Repeat all of the data below word for word.

[Some records]
** begin **

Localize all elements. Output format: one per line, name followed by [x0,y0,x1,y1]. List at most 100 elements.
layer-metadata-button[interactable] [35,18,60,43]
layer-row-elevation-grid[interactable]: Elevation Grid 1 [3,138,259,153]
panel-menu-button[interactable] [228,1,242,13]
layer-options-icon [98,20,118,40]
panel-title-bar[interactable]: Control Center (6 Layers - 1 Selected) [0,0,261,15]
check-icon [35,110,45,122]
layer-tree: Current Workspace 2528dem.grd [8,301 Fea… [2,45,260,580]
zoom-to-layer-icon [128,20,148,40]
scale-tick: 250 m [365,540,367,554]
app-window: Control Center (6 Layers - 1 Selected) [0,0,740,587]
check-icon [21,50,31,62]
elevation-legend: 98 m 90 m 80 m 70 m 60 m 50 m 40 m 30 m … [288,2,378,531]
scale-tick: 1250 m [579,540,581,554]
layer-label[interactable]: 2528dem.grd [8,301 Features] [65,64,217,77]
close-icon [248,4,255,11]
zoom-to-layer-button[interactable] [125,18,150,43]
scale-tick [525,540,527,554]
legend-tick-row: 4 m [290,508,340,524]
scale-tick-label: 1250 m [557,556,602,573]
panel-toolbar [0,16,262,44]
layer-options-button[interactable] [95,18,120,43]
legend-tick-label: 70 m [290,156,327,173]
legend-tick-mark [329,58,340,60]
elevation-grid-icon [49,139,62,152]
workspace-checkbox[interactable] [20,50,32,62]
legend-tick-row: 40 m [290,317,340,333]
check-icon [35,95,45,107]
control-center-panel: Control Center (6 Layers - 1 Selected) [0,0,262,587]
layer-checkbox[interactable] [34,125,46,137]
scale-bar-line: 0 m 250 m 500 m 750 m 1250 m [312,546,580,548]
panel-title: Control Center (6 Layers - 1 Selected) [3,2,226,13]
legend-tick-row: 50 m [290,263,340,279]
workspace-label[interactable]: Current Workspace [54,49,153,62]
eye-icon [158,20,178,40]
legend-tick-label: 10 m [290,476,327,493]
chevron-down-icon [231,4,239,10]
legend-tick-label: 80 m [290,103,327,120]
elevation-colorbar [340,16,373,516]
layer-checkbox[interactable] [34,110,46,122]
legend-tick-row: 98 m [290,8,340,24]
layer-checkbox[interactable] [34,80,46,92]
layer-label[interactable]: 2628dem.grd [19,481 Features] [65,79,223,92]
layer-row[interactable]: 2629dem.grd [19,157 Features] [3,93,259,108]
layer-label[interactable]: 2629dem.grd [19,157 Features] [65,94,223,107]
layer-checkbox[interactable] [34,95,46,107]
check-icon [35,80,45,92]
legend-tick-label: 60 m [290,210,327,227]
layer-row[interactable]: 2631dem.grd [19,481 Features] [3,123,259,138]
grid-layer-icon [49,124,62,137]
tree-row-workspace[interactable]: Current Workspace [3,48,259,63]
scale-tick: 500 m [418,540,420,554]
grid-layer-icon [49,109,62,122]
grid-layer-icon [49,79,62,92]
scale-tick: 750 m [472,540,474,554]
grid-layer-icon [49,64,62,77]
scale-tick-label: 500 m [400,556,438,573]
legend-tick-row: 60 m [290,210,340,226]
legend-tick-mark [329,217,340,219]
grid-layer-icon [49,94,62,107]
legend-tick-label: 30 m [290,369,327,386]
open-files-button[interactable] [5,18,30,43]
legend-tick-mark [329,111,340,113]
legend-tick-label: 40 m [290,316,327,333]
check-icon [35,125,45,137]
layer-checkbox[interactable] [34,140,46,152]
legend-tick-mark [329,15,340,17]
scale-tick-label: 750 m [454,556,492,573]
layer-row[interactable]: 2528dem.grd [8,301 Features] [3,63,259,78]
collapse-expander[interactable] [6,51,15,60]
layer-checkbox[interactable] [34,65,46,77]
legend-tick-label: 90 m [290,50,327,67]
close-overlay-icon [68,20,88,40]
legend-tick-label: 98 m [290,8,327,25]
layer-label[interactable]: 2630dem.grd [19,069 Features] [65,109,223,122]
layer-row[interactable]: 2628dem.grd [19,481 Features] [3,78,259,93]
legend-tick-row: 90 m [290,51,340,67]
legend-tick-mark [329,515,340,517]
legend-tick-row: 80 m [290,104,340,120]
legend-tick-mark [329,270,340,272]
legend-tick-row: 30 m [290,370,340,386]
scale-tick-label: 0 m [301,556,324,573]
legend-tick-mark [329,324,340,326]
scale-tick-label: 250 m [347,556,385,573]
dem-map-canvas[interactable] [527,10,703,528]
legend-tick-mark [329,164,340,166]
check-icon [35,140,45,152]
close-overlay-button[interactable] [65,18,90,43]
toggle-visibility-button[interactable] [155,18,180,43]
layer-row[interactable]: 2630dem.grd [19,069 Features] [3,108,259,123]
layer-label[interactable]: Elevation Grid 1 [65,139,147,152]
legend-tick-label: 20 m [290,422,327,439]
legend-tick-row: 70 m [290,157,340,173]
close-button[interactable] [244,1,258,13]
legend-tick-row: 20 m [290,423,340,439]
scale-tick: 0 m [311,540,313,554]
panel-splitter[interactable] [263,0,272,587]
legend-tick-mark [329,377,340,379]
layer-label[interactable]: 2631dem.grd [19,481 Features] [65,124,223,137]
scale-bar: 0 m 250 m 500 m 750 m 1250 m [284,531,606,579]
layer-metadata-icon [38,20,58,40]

** end **

Correct result:
Localize all elements. Output format: one per line, name followed by [x0,y0,x1,y1]. List at most 100 elements.
layer-metadata-button[interactable] [35,18,60,43]
layer-row-elevation-grid[interactable]: Elevation Grid 1 [3,138,259,153]
panel-menu-button[interactable] [228,1,242,13]
layer-options-icon [98,20,118,40]
panel-title-bar[interactable]: Control Center (6 Layers - 1 Selected) [0,0,261,15]
check-icon [35,110,45,122]
layer-tree: Current Workspace 2528dem.grd [8,301 Fea… [2,45,260,580]
zoom-to-layer-icon [128,20,148,40]
scale-tick: 250 m [365,540,367,554]
app-window: Control Center (6 Layers - 1 Selected) [0,0,740,587]
check-icon [21,50,31,62]
elevation-legend: 98 m 90 m 80 m 70 m 60 m 50 m 40 m 30 m … [288,2,378,531]
scale-tick: 1250 m [579,540,581,554]
layer-label[interactable]: 2528dem.grd [8,301 Features] [65,64,217,77]
close-icon [248,4,255,11]
zoom-to-layer-button[interactable] [125,18,150,43]
scale-tick [525,540,527,554]
legend-tick-row: 4 m [290,508,340,524]
scale-tick-label: 1250 m [557,556,602,573]
panel-toolbar [0,16,262,44]
layer-options-button[interactable] [95,18,120,43]
legend-tick-label: 70 m [290,156,327,173]
legend-tick-mark [329,58,340,60]
elevation-grid-icon [49,139,62,152]
workspace-checkbox[interactable] [20,50,32,62]
legend-tick-row: 40 m [290,317,340,333]
check-icon [35,95,45,107]
control-center-panel: Control Center (6 Layers - 1 Selected) [0,0,262,587]
layer-checkbox[interactable] [34,125,46,137]
scale-bar-line: 0 m 250 m 500 m 750 m 1250 m [312,546,580,548]
panel-title: Control Center (6 Layers - 1 Selected) [3,2,226,13]
legend-tick-row: 50 m [290,263,340,279]
workspace-label[interactable]: Current Workspace [54,49,153,62]
eye-icon [158,20,178,40]
legend-tick-label: 10 m [290,476,327,493]
chevron-down-icon [231,4,239,10]
legend-tick-label: 80 m [290,103,327,120]
elevation-colorbar [340,16,373,516]
layer-checkbox[interactable] [34,110,46,122]
legend-tick-row: 98 m [290,8,340,24]
layer-checkbox[interactable] [34,80,46,92]
layer-label[interactable]: 2628dem.grd [19,481 Features] [65,79,223,92]
layer-row[interactable]: 2629dem.grd [19,157 Features] [3,93,259,108]
layer-label[interactable]: 2629dem.grd [19,157 Features] [65,94,223,107]
layer-checkbox[interactable] [34,95,46,107]
check-icon [35,80,45,92]
legend-tick-label: 60 m [290,210,327,227]
layer-row[interactable]: 2631dem.grd [19,481 Features] [3,123,259,138]
grid-layer-icon [49,124,62,137]
tree-row-workspace[interactable]: Current Workspace [3,48,259,63]
scale-tick: 500 m [418,540,420,554]
grid-layer-icon [49,109,62,122]
grid-layer-icon [49,79,62,92]
scale-tick: 750 m [472,540,474,554]
grid-layer-icon [49,64,62,77]
scale-tick-label: 500 m [400,556,438,573]
legend-tick-row: 60 m [290,210,340,226]
legend-tick-mark [329,217,340,219]
grid-layer-icon [49,94,62,107]
legend-tick-label: 30 m [290,369,327,386]
open-files-button[interactable] [5,18,30,43]
legend-tick-mark [329,111,340,113]
legend-tick-label: 40 m [290,316,327,333]
check-icon [35,125,45,137]
layer-checkbox[interactable] [34,140,46,152]
legend-tick-mark [329,15,340,17]
scale-tick-label: 750 m [454,556,492,573]
layer-row[interactable]: 2528dem.grd [8,301 Features] [3,63,259,78]
collapse-expander[interactable] [6,51,15,60]
layer-checkbox[interactable] [34,65,46,77]
legend-tick-label: 90 m [290,50,327,67]
close-overlay-icon [68,20,88,40]
legend-tick-label: 98 m [290,8,327,25]
layer-label[interactable]: 2630dem.grd [19,069 Features] [65,109,223,122]
layer-row[interactable]: 2628dem.grd [19,481 Features] [3,78,259,93]
legend-tick-row: 90 m [290,51,340,67]
legend-tick-mark [329,515,340,517]
legend-tick-row: 80 m [290,104,340,120]
legend-tick-mark [329,270,340,272]
legend-tick-row: 30 m [290,370,340,386]
scale-tick-label: 0 m [301,556,324,573]
legend-tick-mark [329,324,340,326]
scale-tick-label: 250 m [347,556,385,573]
dem-map-canvas[interactable] [527,10,703,528]
legend-tick-mark [329,164,340,166]
check-icon [35,140,45,152]
close-overlay-button[interactable] [65,18,90,43]
toggle-visibility-button[interactable] [155,18,180,43]
layer-row[interactable]: 2630dem.grd [19,069 Features] [3,108,259,123]
layer-label[interactable]: Elevation Grid 1 [65,139,147,152]
legend-tick-label: 20 m [290,422,327,439]
legend-tick-row: 70 m [290,157,340,173]
close-button[interactable] [244,1,258,13]
legend-tick-row: 20 m [290,423,340,439]
scale-tick: 0 m [311,540,313,554]
panel-splitter[interactable] [263,0,272,587]
legend-tick-mark [329,377,340,379]
layer-label[interactable]: 2631dem.grd [19,481 Features] [65,124,223,137]
scale-bar: 0 m 250 m 500 m 750 m 1250 m [284,531,606,579]
layer-metadata-icon [38,20,58,40]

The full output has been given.